#### RECORDS SHOWN

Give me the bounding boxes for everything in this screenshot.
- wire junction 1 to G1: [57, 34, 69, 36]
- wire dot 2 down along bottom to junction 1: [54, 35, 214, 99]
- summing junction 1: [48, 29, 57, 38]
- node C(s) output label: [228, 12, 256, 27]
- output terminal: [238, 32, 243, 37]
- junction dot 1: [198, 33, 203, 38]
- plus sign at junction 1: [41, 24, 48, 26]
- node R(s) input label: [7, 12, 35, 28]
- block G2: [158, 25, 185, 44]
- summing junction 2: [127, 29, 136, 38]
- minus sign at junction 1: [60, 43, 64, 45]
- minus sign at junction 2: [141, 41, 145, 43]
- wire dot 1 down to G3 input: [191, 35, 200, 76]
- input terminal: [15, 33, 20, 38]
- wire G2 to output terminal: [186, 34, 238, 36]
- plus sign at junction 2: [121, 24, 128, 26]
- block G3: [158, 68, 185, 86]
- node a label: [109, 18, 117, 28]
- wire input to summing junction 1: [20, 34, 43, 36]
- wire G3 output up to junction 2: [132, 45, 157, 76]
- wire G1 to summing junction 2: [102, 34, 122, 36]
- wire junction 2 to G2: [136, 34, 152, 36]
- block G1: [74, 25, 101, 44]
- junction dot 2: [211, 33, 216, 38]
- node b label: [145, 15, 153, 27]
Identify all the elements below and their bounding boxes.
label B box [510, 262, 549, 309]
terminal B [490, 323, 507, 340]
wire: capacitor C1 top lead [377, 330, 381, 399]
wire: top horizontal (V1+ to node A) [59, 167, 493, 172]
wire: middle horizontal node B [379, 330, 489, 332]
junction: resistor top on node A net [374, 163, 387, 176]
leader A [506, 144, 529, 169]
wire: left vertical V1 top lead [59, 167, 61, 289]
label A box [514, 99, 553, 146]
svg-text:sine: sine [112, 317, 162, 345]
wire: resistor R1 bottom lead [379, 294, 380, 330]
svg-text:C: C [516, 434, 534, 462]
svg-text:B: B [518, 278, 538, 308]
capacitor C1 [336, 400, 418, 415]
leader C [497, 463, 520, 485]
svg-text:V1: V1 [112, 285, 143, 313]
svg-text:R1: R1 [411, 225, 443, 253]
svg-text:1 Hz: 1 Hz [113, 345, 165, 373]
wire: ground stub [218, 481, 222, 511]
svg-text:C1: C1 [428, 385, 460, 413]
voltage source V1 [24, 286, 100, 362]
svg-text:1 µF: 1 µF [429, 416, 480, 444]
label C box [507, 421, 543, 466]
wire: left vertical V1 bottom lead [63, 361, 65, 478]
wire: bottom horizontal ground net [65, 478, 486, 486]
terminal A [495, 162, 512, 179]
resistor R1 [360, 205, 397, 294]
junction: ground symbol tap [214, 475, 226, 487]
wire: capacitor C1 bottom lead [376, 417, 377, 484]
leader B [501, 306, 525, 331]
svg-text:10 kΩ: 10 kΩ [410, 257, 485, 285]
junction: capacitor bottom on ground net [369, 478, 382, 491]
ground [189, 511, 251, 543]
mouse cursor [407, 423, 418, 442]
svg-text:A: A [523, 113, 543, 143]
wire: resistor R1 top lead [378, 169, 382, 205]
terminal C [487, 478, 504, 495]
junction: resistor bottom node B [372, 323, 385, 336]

########

GIVEN INSTRUCTION: How many lines in the data above contain the string "block"? Reply with only the number.

EXERCISE ANSWER: 3